_Exercise goal:_
Tally the lines containing the word "series" and give the total alone.

_Given information:_
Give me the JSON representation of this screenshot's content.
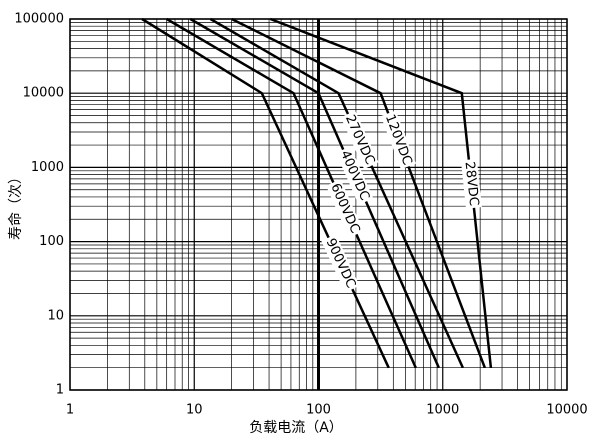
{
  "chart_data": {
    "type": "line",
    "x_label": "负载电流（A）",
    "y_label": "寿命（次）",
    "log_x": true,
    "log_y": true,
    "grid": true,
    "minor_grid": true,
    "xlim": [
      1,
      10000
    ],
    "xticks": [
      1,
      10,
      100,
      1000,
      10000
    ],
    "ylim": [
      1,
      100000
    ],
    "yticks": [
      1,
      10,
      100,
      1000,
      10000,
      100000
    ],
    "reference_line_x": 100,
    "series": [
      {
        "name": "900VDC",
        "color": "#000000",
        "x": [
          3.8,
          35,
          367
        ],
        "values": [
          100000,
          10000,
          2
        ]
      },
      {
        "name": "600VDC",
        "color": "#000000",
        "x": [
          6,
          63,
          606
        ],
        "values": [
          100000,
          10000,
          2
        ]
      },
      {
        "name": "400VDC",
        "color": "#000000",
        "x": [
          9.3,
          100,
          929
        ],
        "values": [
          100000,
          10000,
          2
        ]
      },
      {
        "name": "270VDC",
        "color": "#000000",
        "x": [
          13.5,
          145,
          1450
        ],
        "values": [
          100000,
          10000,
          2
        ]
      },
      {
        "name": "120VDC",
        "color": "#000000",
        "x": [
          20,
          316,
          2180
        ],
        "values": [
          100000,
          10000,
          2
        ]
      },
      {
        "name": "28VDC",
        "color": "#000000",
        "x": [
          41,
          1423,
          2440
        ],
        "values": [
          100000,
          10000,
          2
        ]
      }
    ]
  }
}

...

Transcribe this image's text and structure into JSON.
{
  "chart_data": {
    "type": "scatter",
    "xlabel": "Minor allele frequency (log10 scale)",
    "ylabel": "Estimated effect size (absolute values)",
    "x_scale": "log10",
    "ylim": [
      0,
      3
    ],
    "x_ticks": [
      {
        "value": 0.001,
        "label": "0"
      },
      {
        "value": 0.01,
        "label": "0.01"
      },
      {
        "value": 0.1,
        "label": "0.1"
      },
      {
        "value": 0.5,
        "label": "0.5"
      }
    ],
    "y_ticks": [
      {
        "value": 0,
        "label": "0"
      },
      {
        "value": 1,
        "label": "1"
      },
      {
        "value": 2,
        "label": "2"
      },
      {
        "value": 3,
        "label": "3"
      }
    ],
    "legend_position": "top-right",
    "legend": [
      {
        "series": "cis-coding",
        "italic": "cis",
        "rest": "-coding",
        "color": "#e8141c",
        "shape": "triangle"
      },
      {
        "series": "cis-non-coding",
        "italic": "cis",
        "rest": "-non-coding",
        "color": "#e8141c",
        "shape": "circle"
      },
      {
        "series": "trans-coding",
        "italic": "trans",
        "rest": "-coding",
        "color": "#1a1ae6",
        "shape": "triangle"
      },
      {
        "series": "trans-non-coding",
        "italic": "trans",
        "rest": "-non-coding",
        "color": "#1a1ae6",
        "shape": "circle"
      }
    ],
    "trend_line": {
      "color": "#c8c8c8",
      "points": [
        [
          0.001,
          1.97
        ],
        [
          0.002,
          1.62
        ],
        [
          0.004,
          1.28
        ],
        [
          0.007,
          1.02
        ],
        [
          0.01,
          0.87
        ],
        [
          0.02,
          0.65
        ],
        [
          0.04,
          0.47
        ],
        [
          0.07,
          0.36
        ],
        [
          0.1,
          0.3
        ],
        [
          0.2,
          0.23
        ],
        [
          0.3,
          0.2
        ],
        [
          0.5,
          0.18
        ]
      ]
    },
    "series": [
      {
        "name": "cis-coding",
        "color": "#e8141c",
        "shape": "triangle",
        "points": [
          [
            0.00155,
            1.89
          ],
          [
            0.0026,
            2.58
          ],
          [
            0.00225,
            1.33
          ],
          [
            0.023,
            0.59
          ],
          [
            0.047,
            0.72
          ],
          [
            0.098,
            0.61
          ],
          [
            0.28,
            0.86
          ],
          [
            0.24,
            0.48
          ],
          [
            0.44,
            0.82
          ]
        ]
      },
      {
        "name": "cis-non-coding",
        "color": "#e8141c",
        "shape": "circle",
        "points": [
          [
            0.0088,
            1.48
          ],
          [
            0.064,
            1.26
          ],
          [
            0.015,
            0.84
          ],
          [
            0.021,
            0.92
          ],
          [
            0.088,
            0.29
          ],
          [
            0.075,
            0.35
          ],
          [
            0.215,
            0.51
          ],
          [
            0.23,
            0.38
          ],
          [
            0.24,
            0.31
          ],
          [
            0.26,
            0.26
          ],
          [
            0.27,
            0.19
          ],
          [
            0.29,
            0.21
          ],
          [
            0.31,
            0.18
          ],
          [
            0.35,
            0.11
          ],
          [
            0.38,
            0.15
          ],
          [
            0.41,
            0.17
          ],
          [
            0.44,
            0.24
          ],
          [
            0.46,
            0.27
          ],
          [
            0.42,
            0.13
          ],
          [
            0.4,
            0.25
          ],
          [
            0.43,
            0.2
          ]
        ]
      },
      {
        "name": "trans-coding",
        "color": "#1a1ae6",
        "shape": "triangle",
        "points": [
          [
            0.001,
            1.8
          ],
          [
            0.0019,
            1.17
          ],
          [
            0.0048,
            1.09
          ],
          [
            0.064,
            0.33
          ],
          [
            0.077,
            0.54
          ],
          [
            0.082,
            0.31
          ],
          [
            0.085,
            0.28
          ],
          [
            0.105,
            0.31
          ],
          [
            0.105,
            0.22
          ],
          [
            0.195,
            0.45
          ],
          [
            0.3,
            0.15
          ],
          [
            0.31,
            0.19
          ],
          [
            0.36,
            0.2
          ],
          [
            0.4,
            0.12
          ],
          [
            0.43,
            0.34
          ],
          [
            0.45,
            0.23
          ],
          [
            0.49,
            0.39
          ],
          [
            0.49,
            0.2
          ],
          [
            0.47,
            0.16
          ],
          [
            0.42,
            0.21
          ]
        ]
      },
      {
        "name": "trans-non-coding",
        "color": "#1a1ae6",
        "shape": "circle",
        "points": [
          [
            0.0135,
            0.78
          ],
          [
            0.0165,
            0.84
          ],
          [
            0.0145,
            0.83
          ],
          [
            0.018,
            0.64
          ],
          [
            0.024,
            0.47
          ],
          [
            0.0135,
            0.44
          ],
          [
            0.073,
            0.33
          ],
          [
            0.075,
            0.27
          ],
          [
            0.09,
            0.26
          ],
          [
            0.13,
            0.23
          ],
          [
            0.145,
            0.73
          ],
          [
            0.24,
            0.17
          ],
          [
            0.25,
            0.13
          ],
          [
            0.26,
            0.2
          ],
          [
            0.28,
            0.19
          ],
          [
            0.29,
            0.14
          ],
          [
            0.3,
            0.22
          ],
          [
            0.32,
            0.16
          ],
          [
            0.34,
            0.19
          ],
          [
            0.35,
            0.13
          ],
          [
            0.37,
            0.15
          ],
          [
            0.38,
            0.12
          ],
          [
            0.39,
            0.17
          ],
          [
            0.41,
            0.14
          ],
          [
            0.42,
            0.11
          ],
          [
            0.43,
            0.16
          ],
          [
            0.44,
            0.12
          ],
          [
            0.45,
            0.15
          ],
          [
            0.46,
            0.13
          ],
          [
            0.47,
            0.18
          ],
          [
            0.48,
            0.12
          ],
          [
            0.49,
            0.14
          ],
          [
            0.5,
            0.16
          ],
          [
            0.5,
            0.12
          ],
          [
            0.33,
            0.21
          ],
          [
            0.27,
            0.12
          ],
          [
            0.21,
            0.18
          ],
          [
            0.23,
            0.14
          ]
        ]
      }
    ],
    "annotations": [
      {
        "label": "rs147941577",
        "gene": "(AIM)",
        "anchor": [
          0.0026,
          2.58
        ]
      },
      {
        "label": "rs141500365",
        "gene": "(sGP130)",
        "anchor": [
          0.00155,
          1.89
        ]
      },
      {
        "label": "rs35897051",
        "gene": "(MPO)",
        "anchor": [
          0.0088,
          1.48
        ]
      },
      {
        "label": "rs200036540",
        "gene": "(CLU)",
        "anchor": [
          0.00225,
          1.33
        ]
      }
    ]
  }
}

--

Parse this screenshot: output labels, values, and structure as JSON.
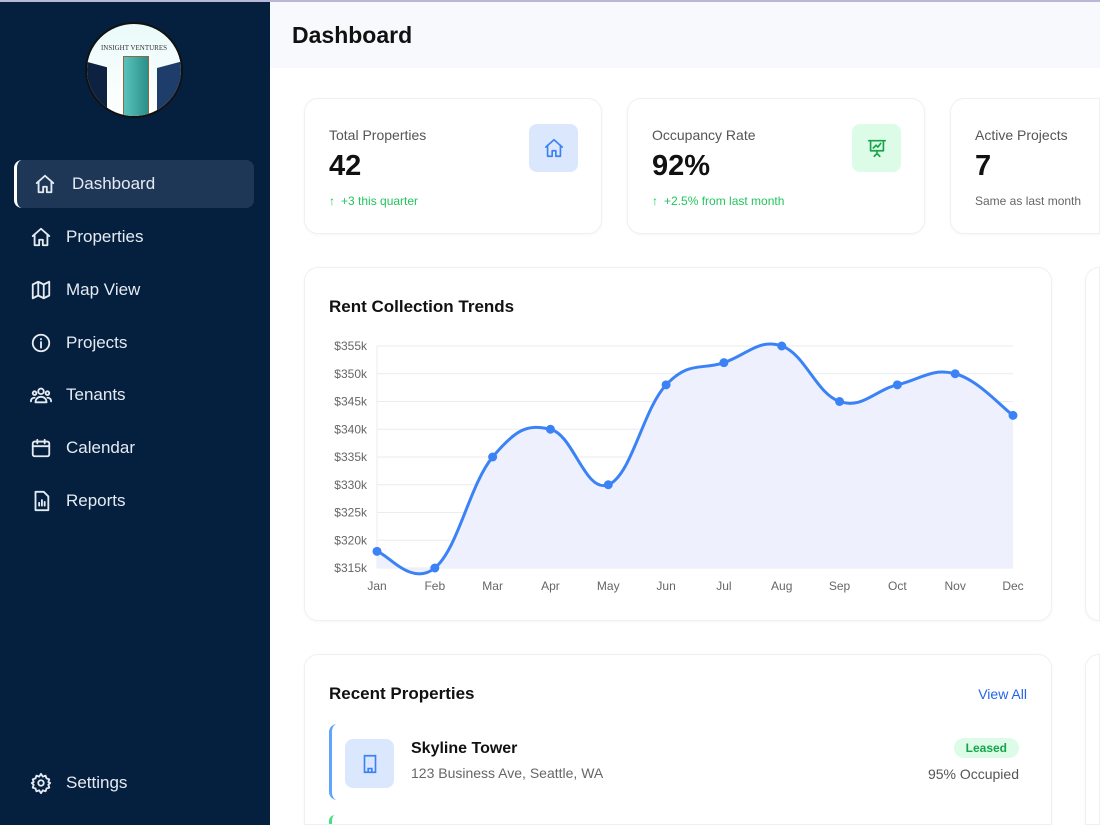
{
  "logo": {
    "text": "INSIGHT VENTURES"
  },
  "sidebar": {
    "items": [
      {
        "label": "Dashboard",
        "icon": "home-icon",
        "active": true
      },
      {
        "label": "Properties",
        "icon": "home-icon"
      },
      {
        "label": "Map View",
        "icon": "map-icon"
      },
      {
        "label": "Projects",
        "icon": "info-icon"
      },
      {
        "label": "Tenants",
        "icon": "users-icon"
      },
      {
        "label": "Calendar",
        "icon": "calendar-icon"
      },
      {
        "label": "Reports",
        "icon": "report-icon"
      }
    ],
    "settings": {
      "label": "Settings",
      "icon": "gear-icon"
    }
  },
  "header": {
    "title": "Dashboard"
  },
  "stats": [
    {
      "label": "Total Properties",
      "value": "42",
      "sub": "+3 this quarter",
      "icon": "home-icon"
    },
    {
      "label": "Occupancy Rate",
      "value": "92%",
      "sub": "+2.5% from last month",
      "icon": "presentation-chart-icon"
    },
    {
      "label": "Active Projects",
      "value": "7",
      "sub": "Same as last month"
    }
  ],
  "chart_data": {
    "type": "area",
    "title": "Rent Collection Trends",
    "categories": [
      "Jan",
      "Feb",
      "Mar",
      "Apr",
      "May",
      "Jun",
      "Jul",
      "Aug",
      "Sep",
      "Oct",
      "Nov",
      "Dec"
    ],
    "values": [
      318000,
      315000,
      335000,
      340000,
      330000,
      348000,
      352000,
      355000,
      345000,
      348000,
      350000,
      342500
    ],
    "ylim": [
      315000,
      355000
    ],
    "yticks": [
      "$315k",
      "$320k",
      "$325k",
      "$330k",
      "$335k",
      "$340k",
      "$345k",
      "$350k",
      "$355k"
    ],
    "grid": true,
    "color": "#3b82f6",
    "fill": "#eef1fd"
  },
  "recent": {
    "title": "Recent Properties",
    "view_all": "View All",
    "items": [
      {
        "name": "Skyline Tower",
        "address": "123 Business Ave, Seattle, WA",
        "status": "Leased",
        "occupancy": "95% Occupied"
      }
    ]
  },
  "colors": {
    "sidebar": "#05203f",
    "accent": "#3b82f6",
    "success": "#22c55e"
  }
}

_Result for this exercise:_
6